++++ RECORDS FOR THE EXERCISE

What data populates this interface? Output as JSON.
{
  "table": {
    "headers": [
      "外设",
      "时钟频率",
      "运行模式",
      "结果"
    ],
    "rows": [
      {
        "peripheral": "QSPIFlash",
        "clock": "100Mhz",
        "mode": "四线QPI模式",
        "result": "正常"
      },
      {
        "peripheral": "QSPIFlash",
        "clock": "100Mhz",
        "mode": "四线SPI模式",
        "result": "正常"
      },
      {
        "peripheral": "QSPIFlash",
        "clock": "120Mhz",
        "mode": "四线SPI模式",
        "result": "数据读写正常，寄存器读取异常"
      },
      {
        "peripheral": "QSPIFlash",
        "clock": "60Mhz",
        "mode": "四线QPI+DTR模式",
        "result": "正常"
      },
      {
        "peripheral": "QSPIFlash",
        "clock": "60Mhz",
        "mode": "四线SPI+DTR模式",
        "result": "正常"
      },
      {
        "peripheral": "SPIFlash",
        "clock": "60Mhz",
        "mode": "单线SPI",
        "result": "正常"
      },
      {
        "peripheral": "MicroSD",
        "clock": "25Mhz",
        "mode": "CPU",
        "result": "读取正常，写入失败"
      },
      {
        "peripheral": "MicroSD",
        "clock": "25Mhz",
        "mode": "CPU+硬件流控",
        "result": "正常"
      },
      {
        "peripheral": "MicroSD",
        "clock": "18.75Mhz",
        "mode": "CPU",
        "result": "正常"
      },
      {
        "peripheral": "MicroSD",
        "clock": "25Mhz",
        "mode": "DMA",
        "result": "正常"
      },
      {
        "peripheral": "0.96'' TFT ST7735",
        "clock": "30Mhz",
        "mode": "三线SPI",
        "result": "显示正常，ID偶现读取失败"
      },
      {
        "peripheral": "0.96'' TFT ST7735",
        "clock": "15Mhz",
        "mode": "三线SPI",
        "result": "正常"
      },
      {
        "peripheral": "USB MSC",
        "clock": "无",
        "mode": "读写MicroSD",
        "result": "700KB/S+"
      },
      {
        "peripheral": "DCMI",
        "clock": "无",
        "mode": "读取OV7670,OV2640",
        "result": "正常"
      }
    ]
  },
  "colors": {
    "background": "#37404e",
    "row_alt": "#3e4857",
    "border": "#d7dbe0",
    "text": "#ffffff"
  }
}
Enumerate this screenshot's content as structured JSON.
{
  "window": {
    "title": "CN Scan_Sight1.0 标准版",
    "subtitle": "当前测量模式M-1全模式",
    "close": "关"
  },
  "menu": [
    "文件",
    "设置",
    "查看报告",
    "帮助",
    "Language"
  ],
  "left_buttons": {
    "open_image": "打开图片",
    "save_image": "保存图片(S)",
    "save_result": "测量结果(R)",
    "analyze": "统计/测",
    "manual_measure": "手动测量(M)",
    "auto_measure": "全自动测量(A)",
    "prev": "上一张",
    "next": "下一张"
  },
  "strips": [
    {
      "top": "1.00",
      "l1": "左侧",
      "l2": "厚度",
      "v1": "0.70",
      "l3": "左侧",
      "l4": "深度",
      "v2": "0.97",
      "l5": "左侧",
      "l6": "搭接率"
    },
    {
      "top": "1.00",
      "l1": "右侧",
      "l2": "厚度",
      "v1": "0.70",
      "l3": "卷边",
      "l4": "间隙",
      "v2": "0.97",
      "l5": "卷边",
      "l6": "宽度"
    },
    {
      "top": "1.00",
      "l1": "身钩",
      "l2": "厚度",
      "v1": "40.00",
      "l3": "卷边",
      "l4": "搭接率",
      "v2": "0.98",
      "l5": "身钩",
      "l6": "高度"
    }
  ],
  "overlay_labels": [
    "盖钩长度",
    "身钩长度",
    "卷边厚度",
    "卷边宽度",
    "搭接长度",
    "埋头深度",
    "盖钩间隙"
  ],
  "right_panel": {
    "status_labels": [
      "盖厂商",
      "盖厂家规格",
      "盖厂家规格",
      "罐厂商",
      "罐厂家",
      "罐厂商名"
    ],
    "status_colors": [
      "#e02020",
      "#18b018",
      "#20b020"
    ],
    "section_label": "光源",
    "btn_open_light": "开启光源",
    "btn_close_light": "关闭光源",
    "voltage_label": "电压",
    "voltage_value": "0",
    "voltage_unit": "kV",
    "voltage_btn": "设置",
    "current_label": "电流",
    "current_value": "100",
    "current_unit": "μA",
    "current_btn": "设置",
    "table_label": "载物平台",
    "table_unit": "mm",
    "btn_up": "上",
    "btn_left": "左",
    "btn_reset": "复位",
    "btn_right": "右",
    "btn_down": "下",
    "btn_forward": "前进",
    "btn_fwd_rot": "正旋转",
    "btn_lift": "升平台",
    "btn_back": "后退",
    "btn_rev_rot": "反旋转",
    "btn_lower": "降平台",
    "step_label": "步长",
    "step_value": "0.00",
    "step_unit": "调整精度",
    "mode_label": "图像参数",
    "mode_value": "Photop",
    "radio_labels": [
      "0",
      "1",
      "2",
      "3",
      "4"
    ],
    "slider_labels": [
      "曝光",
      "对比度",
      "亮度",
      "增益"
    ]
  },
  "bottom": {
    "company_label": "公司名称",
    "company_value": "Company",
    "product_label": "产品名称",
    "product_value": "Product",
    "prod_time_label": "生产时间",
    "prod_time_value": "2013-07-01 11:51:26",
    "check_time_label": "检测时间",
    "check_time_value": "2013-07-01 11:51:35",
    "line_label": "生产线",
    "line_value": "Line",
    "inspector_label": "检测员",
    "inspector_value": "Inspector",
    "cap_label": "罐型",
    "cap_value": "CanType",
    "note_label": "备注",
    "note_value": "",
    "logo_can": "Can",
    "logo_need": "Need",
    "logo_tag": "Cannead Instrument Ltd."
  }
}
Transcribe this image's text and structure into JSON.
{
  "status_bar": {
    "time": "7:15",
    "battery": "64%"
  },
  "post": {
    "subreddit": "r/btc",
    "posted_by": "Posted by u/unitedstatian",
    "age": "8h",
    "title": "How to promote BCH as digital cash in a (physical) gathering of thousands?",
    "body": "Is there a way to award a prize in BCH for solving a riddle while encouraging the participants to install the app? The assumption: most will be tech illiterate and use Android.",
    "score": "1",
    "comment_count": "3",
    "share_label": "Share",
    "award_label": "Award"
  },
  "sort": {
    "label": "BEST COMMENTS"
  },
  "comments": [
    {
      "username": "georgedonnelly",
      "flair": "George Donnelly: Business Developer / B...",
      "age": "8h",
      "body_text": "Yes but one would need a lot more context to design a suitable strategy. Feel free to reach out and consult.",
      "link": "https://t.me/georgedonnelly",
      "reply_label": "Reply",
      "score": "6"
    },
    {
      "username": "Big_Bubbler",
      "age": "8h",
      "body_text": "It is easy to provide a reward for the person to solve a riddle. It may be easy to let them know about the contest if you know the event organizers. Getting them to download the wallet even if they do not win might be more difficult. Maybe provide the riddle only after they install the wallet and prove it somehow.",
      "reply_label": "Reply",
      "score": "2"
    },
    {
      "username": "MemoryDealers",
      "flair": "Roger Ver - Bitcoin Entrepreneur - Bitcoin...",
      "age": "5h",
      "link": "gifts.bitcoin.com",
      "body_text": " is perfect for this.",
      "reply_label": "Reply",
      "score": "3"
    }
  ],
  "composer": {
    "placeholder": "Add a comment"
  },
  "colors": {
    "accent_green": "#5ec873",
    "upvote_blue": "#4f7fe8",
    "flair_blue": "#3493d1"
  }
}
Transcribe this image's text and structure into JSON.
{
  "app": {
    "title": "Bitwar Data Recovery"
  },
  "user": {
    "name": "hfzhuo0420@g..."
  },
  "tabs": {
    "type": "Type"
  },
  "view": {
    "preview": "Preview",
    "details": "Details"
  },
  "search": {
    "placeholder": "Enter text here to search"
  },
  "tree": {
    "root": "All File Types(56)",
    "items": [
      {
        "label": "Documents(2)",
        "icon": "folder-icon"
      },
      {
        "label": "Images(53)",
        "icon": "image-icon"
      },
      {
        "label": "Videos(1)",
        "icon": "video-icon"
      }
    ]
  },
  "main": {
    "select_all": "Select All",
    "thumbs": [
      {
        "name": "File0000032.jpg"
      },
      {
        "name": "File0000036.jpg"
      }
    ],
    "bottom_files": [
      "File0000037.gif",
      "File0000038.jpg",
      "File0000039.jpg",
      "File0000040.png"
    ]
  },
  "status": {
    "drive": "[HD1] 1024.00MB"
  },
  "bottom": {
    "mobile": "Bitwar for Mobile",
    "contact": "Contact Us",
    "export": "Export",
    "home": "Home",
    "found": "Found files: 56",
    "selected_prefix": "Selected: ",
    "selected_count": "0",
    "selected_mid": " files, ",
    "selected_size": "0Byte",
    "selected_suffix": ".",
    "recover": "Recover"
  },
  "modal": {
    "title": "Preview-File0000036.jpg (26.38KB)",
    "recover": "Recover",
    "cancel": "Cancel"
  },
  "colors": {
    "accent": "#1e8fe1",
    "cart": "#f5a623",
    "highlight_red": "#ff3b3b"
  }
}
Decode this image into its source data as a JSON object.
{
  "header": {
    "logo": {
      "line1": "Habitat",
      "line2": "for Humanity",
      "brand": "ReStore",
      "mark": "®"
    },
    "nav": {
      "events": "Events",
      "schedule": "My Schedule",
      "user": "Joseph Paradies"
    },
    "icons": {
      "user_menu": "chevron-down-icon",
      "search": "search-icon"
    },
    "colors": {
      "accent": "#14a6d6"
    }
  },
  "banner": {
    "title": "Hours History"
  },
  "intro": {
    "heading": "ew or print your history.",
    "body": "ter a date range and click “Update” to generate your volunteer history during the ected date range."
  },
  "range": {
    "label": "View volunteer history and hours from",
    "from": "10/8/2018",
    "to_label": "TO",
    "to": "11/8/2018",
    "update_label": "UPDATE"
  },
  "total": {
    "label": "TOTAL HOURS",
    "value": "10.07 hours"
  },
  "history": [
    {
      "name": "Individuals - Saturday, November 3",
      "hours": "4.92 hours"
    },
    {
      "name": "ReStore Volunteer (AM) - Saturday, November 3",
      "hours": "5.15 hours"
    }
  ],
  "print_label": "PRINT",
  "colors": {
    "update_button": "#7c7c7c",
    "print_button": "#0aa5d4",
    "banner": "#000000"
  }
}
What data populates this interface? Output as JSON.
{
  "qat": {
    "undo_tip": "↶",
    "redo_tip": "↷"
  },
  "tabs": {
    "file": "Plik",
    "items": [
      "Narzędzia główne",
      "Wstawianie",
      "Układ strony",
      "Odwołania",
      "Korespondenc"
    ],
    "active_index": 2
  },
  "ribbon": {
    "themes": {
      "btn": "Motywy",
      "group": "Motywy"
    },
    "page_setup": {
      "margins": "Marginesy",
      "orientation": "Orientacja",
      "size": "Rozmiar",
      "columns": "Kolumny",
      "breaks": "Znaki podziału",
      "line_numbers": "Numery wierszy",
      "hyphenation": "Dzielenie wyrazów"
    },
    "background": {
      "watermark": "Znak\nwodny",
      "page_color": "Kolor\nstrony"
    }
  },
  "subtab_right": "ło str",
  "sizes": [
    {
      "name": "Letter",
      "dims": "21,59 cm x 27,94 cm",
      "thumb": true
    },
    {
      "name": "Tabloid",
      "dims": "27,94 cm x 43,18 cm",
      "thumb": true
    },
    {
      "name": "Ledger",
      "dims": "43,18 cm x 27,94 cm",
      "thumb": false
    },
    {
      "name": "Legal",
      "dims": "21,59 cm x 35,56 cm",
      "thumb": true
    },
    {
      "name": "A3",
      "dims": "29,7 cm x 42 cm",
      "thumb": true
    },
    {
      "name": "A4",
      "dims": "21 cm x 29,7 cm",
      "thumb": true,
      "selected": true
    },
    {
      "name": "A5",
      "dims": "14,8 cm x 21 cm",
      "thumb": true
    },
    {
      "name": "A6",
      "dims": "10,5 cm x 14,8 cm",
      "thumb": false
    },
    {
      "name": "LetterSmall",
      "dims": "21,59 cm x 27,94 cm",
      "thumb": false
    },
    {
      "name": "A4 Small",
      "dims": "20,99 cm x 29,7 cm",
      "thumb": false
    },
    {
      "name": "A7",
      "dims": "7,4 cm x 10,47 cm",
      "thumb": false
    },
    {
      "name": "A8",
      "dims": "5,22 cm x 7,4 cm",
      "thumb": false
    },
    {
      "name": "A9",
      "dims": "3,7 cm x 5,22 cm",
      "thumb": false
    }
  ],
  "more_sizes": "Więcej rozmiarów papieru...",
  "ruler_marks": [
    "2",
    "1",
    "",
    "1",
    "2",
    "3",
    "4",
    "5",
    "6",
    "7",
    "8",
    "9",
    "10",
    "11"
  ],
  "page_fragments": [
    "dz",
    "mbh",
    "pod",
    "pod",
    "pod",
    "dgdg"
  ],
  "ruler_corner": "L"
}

++++++++

- **REQUEST**: Find the word "Preview" and list each line it appears in.

- **TASK ANSWER**:
    "preview": "Preview",
    "title": "Preview-File0000036.jpg (26.38KB)",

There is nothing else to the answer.